### GIVEN RECORDS ###
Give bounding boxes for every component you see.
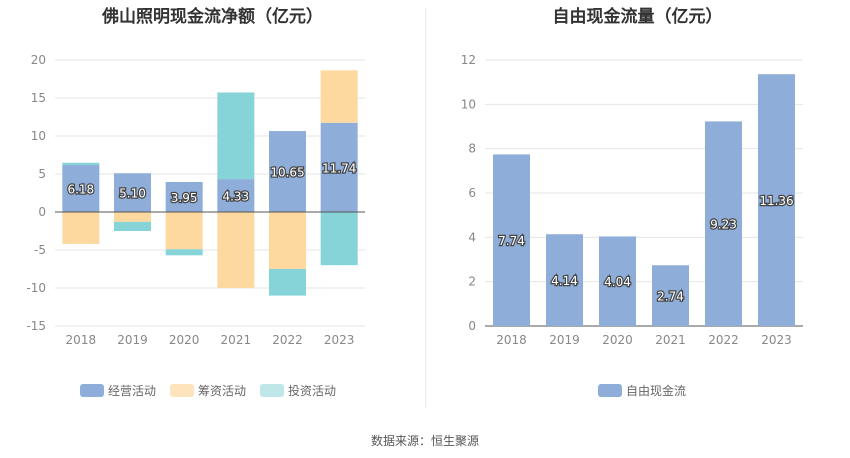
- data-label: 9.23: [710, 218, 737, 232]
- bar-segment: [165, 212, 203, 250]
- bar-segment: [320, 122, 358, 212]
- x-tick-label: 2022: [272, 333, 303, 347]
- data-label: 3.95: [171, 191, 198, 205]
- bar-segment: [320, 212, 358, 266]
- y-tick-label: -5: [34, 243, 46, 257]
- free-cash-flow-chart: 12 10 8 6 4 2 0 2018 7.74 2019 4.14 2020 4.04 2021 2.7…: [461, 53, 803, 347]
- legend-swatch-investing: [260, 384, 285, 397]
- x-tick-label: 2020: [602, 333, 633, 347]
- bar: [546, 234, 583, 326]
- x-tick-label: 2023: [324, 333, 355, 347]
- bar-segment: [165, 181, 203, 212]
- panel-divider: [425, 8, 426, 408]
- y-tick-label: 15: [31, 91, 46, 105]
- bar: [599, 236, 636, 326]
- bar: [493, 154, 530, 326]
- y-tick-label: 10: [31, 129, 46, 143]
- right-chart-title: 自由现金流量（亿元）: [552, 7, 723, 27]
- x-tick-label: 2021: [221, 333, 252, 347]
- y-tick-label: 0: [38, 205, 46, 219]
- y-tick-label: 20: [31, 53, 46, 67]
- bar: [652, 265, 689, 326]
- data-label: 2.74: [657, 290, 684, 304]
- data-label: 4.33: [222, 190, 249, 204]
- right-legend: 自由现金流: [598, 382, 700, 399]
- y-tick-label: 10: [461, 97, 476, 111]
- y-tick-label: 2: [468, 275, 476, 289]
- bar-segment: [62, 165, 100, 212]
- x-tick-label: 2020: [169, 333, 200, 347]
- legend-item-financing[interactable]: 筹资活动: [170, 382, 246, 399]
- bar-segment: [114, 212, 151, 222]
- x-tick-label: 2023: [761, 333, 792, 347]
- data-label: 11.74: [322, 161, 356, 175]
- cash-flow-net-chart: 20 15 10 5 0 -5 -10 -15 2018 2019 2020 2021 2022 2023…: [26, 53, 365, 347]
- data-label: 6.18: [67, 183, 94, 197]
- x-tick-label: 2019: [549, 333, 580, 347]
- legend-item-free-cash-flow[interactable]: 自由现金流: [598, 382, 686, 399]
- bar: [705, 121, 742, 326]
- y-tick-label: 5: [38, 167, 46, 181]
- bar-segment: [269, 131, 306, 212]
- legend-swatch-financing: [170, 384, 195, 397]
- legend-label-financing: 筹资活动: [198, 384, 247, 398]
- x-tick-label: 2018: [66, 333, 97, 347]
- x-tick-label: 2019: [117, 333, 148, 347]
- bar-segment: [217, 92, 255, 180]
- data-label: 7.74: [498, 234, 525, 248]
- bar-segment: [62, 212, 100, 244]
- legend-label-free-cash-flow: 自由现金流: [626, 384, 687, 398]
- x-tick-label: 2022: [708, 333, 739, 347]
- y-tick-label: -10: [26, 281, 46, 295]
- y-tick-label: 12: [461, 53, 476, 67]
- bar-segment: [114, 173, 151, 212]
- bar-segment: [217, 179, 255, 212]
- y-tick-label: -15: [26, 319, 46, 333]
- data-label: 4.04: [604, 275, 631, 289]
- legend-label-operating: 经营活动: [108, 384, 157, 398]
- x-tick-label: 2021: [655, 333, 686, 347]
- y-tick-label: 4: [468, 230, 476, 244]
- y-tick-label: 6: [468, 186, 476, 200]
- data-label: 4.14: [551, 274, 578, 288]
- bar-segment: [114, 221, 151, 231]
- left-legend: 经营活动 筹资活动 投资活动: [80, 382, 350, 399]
###
Replace every "bar-segment" in the material above with "stacked-bar-segment" and give it again with everything else unchanged, leaving out the picture.

Give bounding boxes for every component you see.
- data-label: 9.23: [710, 218, 737, 232]
- stacked-bar-segment: [165, 212, 203, 250]
- stacked-bar-segment: [320, 122, 358, 212]
- x-tick-label: 2022: [272, 333, 303, 347]
- data-label: 3.95: [171, 191, 198, 205]
- stacked-bar-segment: [320, 212, 358, 266]
- y-tick-label: -5: [34, 243, 46, 257]
- free-cash-flow-chart: 12 10 8 6 4 2 0 2018 7.74 2019 4.14 2020 4.04 2021 2.7…: [461, 53, 803, 347]
- legend-swatch-investing: [260, 384, 285, 397]
- x-tick-label: 2020: [602, 333, 633, 347]
- bar: [546, 234, 583, 326]
- x-tick-label: 2023: [324, 333, 355, 347]
- stacked-bar-segment: [165, 181, 203, 212]
- panel-divider: [425, 8, 426, 408]
- y-tick-label: 15: [31, 91, 46, 105]
- bar: [599, 236, 636, 326]
- bar: [493, 154, 530, 326]
- y-tick-label: 10: [31, 129, 46, 143]
- right-chart-title: 自由现金流量（亿元）: [552, 7, 723, 27]
- x-tick-label: 2021: [221, 333, 252, 347]
- y-tick-label: 0: [38, 205, 46, 219]
- y-tick-label: 20: [31, 53, 46, 67]
- bar: [652, 265, 689, 326]
- data-label: 2.74: [657, 290, 684, 304]
- data-label: 4.33: [222, 190, 249, 204]
- right-legend: 自由现金流: [598, 382, 700, 399]
- y-tick-label: 10: [461, 97, 476, 111]
- y-tick-label: 2: [468, 275, 476, 289]
- stacked-bar-segment: [62, 165, 100, 212]
- x-tick-label: 2020: [169, 333, 200, 347]
- legend-item-financing[interactable]: 筹资活动: [170, 382, 246, 399]
- stacked-bar-segment: [114, 212, 151, 222]
- x-tick-label: 2023: [761, 333, 792, 347]
- data-label: 11.74: [322, 161, 356, 175]
- cash-flow-net-chart: 20 15 10 5 0 -5 -10 -15 2018 2019 2020 2021 2022 2023…: [26, 53, 365, 347]
- data-label: 6.18: [67, 183, 94, 197]
- x-tick-label: 2019: [549, 333, 580, 347]
- legend-item-free-cash-flow[interactable]: 自由现金流: [598, 382, 686, 399]
- bar: [705, 121, 742, 326]
- y-tick-label: 5: [38, 167, 46, 181]
- stacked-bar-segment: [269, 131, 306, 212]
- legend-swatch-financing: [170, 384, 195, 397]
- legend-label-financing: 筹资活动: [198, 384, 247, 398]
- x-tick-label: 2018: [66, 333, 97, 347]
- x-tick-label: 2019: [117, 333, 148, 347]
- stacked-bar-segment: [217, 92, 255, 180]
- data-label: 7.74: [498, 234, 525, 248]
- stacked-bar-segment: [62, 212, 100, 244]
- legend-label-free-cash-flow: 自由现金流: [626, 384, 687, 398]
- x-tick-label: 2022: [708, 333, 739, 347]
- y-tick-label: -10: [26, 281, 46, 295]
- y-tick-label: 12: [461, 53, 476, 67]
- stacked-bar-segment: [114, 173, 151, 212]
- stacked-bar-segment: [217, 179, 255, 212]
- y-tick-label: -15: [26, 319, 46, 333]
- data-label: 4.04: [604, 275, 631, 289]
- legend-label-operating: 经营活动: [108, 384, 157, 398]
- x-tick-label: 2021: [655, 333, 686, 347]
- y-tick-label: 4: [468, 230, 476, 244]
- y-tick-label: 6: [468, 186, 476, 200]
- data-label: 4.14: [551, 274, 578, 288]
- stacked-bar-segment: [114, 221, 151, 231]
- left-legend: 经营活动 筹资活动 投资活动: [80, 382, 350, 399]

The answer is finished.